◆ **Brief**:
Each entry that follows is to be retyped exactly. Pictures do not belong in the copy.

◆ **Task material**:
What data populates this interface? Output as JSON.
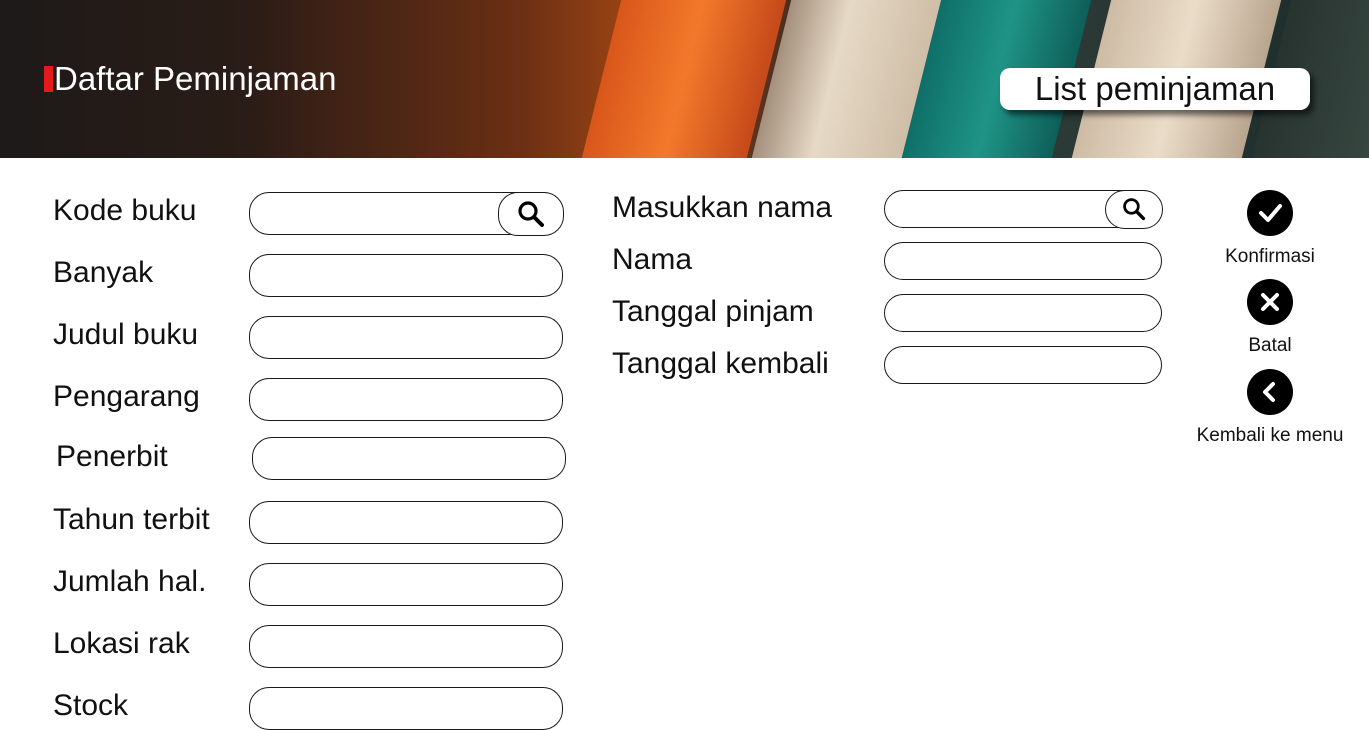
{
  "header": {
    "title": "Daftar Peminjaman",
    "list_button": "List peminjaman"
  },
  "book_form": {
    "fields": [
      {
        "label": "Kode buku",
        "value": "",
        "has_search": true
      },
      {
        "label": "Banyak",
        "value": ""
      },
      {
        "label": "Judul buku",
        "value": ""
      },
      {
        "label": "Pengarang",
        "value": ""
      },
      {
        "label": "Penerbit",
        "value": ""
      },
      {
        "label": "Tahun terbit",
        "value": ""
      },
      {
        "label": "Jumlah hal.",
        "value": ""
      },
      {
        "label": "Lokasi rak",
        "value": ""
      },
      {
        "label": "Stock",
        "value": ""
      }
    ]
  },
  "borrower_form": {
    "fields": [
      {
        "label": "Masukkan nama",
        "value": "",
        "has_search": true
      },
      {
        "label": "Nama",
        "value": ""
      },
      {
        "label": "Tanggal pinjam",
        "value": ""
      },
      {
        "label": "Tanggal kembali",
        "value": ""
      }
    ]
  },
  "actions": {
    "confirm": {
      "label": "Konfirmasi",
      "icon": "check-icon"
    },
    "cancel": {
      "label": "Batal",
      "icon": "close-icon"
    },
    "back": {
      "label": "Kembali ke menu",
      "icon": "chevron-left-icon"
    }
  },
  "colors": {
    "brand_mark": "#e3191b",
    "icon_fill": "#000000"
  }
}
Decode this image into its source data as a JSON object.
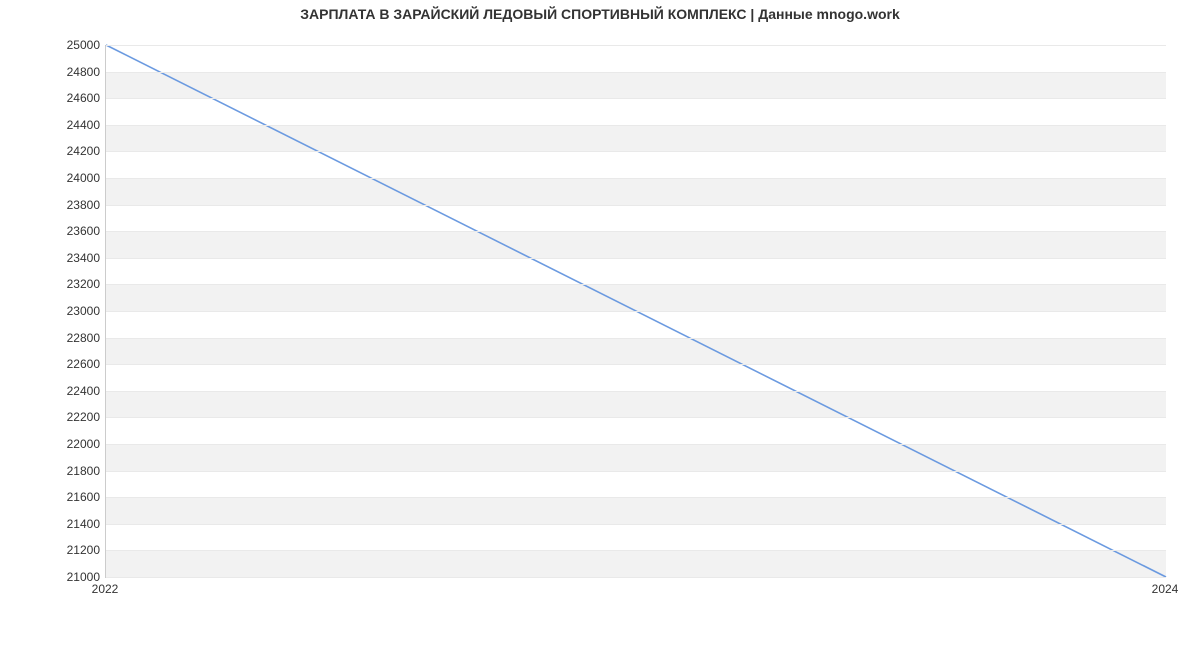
{
  "chart_data": {
    "type": "line",
    "title": "ЗАРПЛАТА В ЗАРАЙСКИЙ ЛЕДОВЫЙ СПОРТИВНЫЙ КОМПЛЕКС | Данные mnogo.work",
    "xlabel": "",
    "ylabel": "",
    "x": [
      2022,
      2024
    ],
    "values": [
      25000,
      21000
    ],
    "y_ticks": [
      21000,
      21200,
      21400,
      21600,
      21800,
      22000,
      22200,
      22400,
      22600,
      22800,
      23000,
      23200,
      23400,
      23600,
      23800,
      24000,
      24200,
      24400,
      24600,
      24800,
      25000
    ],
    "x_ticks": [
      2022,
      2024
    ],
    "ylim": [
      21000,
      25000
    ],
    "xlim": [
      2022,
      2024
    ],
    "line_color": "#6b9ae0",
    "grid": true
  }
}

◆ **Task solution**:
What data populates this interface? Output as JSON.
{
  "header": {
    "title": "Daftar Peminjaman",
    "list_button": "List peminjaman"
  },
  "book_form": {
    "fields": [
      {
        "label": "Kode buku",
        "value": "",
        "has_search": true
      },
      {
        "label": "Banyak",
        "value": ""
      },
      {
        "label": "Judul buku",
        "value": ""
      },
      {
        "label": "Pengarang",
        "value": ""
      },
      {
        "label": "Penerbit",
        "value": ""
      },
      {
        "label": "Tahun terbit",
        "value": ""
      },
      {
        "label": "Jumlah hal.",
        "value": ""
      },
      {
        "label": "Lokasi rak",
        "value": ""
      },
      {
        "label": "Stock",
        "value": ""
      }
    ]
  },
  "borrower_form": {
    "fields": [
      {
        "label": "Masukkan nama",
        "value": "",
        "has_search": true
      },
      {
        "label": "Nama",
        "value": ""
      },
      {
        "label": "Tanggal pinjam",
        "value": ""
      },
      {
        "label": "Tanggal kembali",
        "value": ""
      }
    ]
  },
  "actions": {
    "confirm": {
      "label": "Konfirmasi",
      "icon": "check-icon"
    },
    "cancel": {
      "label": "Batal",
      "icon": "close-icon"
    },
    "back": {
      "label": "Kembali ke menu",
      "icon": "chevron-left-icon"
    }
  },
  "colors": {
    "brand_mark": "#e3191b",
    "icon_fill": "#000000"
  }
}
Decode this image into its source data as a JSON object.
{
  "chart_data": {
    "type": "line",
    "title": "ЗАРПЛАТА В ЗАРАЙСКИЙ ЛЕДОВЫЙ СПОРТИВНЫЙ КОМПЛЕКС | Данные mnogo.work",
    "xlabel": "",
    "ylabel": "",
    "x": [
      2022,
      2024
    ],
    "values": [
      25000,
      21000
    ],
    "y_ticks": [
      21000,
      21200,
      21400,
      21600,
      21800,
      22000,
      22200,
      22400,
      22600,
      22800,
      23000,
      23200,
      23400,
      23600,
      23800,
      24000,
      24200,
      24400,
      24600,
      24800,
      25000
    ],
    "x_ticks": [
      2022,
      2024
    ],
    "ylim": [
      21000,
      25000
    ],
    "xlim": [
      2022,
      2024
    ],
    "line_color": "#6b9ae0",
    "grid": true
  }
}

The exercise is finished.